“If you had to pull a single lever to eliminate the achievement gap, what would it be?” It was a hefty question posed to kick off a casual lunch-time discussion amongst a group of program directors leading the way in school reform. Even with their experience supporting new school leaders and actively shaping the national reform agenda in education, silence ensued. But it wasn’t the immensity of the question—or the many possible responses—that left me tongue-tied. Even if one was able to identify a single intervention for the sake of argument, how could a measure of its effectiveness possibly be reduced to changes in student test scores? When would we decide that any differences in student outcomes had been eliminated?
Recent players in the field of school reform adamantly demand doing away with “business as usual.” Incompetent systems of educational administration, union bureaucracy, and school leadership complacent in their approach to opportunity gaps are prime targets for removal. In their place, business administration models, talent from non-education backgrounds, and leaders willing to disrupt system norms should be instated to revolutionize an otherwise broken institution.
Another common phrase used in this forum, “moving the needle in education reform,” implies that each of these corrective strategies should be gauged against some standard of improvement immune to political sway, public sentiment, and the obstinate status quo. The effectiveness of any business venture is weighed against a bottom line. For innovative approaches to education reform, that bottom line is student achievement. But what do business leaders, and other pioneering reform advocates, really know about the measurement of student knowledge?
For certain, educational measurement is not an easy topic to navigate. In general, it aims to measure students’ abilities and knowledge attainment in content areas such as reading, mathematics, and science. Integral to this is the study of psychometrics, which is primarily focused on the construction and validation of measurement instruments like surveys and tests. Psychometricians look closely not only at the development of instruments and procedures for psychological measurement, but also at the development and refinement of theoretical approaches to measuring individual knowledge, abilities, attitudes, and personality traits.
In other words, to use testing to determine the effectiveness of a policy, practice or reform relies upon careful, complex work in understanding what, exactly, is measured by tests and surveys and how differences in individuals’ cognitive states can be accurately and reliably assessed. It must then be understood what resulting data patterns mean in their interpretation. Can we definitively pinpoint a cause-and-effect relationship between changes in district-level human resource policies and student test scores, for example? Between a school’s technology infrastructure and student performance in state-level language exams?
The intensive thought and work invested in standardized student testing has resulted in some of the most reliable indicators of acquired student knowledge. To make use of a recent example, in the identification of reliable measures of student achievement, the Measures of Effective Teaching (MET) project recently indicated the Balanced Assessment in Mathematics (BAM) as a strong complement to state examinations in grades K-12 math. With tests like BAM, which present a collection of cognitively challenging, higher-order thinking questions tied to curricular practices, which are shown to measure student knowledge consistently across different student groups, and which reflect recent changes in methodological approaches to math, it is not difficult to see why measures of student achievement have become such highly regarded metrics. It is imperative to recognize, however, that we, as advocates of education improvement also assign value to these metrics—oftentimes beyond the scope of whatever information they are capable of conveying. In the case of BAM, despite its strength as an independent assessment, final findings from the MET project suggested that multiple measures (that is, a combination of classroom observations, student surveys, and measures of student achievement) produce more consistent ratings of teacher effectiveness than student achievement measures alone.

Layout element entries

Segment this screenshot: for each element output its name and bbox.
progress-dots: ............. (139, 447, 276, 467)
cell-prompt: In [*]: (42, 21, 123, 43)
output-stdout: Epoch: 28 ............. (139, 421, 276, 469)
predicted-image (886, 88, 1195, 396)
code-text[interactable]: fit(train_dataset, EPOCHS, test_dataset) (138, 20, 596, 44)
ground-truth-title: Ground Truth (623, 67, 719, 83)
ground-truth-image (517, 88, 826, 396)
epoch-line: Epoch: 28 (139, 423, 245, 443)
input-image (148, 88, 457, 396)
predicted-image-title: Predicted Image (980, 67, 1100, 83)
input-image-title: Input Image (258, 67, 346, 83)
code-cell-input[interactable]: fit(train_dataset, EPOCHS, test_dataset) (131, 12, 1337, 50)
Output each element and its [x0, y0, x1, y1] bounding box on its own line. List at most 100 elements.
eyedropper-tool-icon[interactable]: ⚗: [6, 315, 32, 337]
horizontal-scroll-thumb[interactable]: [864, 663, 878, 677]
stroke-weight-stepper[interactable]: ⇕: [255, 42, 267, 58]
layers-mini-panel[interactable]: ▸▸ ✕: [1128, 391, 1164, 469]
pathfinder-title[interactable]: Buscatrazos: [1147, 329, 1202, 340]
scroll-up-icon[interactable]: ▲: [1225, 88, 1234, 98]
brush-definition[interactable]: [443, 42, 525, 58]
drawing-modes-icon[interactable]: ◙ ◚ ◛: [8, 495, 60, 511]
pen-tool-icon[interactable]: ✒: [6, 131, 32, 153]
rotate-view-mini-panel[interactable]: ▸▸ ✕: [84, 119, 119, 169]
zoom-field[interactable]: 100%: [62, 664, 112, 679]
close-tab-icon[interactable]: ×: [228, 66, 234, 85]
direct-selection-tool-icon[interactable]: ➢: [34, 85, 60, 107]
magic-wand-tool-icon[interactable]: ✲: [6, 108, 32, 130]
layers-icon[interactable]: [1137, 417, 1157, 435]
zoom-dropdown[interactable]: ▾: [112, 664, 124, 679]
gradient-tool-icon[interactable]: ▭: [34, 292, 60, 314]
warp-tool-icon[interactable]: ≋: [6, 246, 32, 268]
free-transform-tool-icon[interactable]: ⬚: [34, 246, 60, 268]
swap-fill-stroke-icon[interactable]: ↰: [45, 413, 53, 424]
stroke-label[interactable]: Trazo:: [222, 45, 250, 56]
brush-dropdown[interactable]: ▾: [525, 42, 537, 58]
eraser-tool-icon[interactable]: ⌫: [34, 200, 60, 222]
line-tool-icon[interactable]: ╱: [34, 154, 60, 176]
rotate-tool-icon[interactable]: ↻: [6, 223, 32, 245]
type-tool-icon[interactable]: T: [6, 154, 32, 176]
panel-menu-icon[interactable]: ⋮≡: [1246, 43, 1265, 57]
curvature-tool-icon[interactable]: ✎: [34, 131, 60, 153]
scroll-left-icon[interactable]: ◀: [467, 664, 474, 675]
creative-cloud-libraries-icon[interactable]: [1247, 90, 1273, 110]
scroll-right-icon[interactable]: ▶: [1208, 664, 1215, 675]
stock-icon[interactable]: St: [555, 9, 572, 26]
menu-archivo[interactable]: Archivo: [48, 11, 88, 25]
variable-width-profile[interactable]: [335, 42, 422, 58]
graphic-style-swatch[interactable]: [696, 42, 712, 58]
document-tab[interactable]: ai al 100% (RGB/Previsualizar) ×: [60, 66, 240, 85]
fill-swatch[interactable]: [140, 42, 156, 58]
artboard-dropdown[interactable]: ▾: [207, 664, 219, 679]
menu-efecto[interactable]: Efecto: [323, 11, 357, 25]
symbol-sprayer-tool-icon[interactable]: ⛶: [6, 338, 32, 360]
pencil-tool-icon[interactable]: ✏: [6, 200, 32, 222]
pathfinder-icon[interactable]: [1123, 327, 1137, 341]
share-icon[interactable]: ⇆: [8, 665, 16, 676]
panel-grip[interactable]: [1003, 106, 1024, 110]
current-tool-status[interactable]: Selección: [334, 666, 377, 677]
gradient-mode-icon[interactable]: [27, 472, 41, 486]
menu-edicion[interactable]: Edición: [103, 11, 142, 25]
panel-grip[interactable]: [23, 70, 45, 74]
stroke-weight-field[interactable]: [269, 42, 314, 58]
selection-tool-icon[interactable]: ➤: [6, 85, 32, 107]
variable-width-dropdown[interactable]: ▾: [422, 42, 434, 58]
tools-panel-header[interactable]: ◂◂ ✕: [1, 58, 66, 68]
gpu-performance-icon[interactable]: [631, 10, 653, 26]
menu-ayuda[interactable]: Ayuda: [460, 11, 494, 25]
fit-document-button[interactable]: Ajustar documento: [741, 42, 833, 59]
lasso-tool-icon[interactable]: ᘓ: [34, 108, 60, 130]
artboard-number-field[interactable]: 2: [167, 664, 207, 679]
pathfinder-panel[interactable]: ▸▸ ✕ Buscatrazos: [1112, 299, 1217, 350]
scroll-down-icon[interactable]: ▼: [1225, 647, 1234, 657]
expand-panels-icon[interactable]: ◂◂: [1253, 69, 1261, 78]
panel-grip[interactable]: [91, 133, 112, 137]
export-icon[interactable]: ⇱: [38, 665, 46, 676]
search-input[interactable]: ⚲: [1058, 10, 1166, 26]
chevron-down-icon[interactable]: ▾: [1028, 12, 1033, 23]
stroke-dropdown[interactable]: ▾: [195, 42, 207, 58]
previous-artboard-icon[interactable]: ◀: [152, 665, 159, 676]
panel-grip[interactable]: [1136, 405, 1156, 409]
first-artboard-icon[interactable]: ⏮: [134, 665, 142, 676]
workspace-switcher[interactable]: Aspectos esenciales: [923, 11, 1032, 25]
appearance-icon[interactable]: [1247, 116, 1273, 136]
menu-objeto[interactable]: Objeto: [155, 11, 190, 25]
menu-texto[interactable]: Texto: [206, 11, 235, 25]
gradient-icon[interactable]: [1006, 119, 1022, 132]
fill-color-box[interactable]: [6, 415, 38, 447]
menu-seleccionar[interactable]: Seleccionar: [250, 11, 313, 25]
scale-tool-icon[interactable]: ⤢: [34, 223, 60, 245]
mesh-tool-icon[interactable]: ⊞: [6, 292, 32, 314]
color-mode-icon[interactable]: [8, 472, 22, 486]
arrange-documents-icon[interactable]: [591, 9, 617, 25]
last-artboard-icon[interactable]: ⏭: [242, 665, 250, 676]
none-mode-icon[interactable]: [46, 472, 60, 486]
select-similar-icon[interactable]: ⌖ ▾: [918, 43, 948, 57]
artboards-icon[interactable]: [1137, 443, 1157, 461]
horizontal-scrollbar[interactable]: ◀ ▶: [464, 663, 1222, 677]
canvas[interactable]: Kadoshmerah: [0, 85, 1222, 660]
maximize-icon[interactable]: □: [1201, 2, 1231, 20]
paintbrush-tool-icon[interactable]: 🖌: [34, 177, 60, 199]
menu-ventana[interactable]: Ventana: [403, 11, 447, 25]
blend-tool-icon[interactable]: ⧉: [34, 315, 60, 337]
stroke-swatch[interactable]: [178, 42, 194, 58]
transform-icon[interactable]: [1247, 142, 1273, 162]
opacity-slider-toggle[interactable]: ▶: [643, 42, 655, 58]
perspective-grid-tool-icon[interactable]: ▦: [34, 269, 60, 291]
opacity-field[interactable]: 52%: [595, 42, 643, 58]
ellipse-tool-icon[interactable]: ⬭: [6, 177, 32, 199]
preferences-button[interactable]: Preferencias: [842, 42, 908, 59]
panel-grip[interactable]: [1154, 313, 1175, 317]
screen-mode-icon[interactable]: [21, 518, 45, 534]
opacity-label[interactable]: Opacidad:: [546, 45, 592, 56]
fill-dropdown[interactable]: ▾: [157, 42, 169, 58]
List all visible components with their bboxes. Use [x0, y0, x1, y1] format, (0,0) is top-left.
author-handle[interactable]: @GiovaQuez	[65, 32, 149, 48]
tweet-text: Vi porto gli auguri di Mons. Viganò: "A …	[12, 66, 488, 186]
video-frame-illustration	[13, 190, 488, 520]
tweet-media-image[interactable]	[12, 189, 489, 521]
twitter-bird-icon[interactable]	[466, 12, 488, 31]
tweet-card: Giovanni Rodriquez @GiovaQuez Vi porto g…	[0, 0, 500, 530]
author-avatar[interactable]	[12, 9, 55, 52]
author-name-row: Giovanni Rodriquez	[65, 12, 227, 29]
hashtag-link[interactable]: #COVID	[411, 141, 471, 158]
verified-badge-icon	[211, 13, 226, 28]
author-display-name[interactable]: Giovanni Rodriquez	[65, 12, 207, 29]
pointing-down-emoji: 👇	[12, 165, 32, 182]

--- What to do ---
**a)** According to the school reform essay, psychometricians develop theoretical approaches to measuring four things in individuals. List those four.
**b)** In the school reform essay, duplicate the text starting at "Another common phrase" and ending at "of student knowledge?".
**c)** Answer these questions from the school reform essay.
(i) What does the abbreviation BAM stand for?
(ii) What is the bottom line for innovative approaches to education reform?
(iii) What is psychometrics primarily focused on?

--- Answer list ---
**a)** knowledge, abilities, attitudes, personality traits

**b)**
Another common phrase used in this forum, “moving the needle in education reform,” implies that each of these corrective strategies should be gauged against some standard of improvement immune to political sway, public sentiment, and the obstinate status quo. The effectiveness of any business venture is weighed against a bottom line. For innovative approaches to education reform, that bottom line is student achievement. But what do business leaders, and other pioneering reform advocates, really know about the measurement of student knowledge?

**c)**
(i) Balanced Assessment in Mathematics
(ii) Student achievement
(iii) The construction and validation of measurement instruments like surveys and tests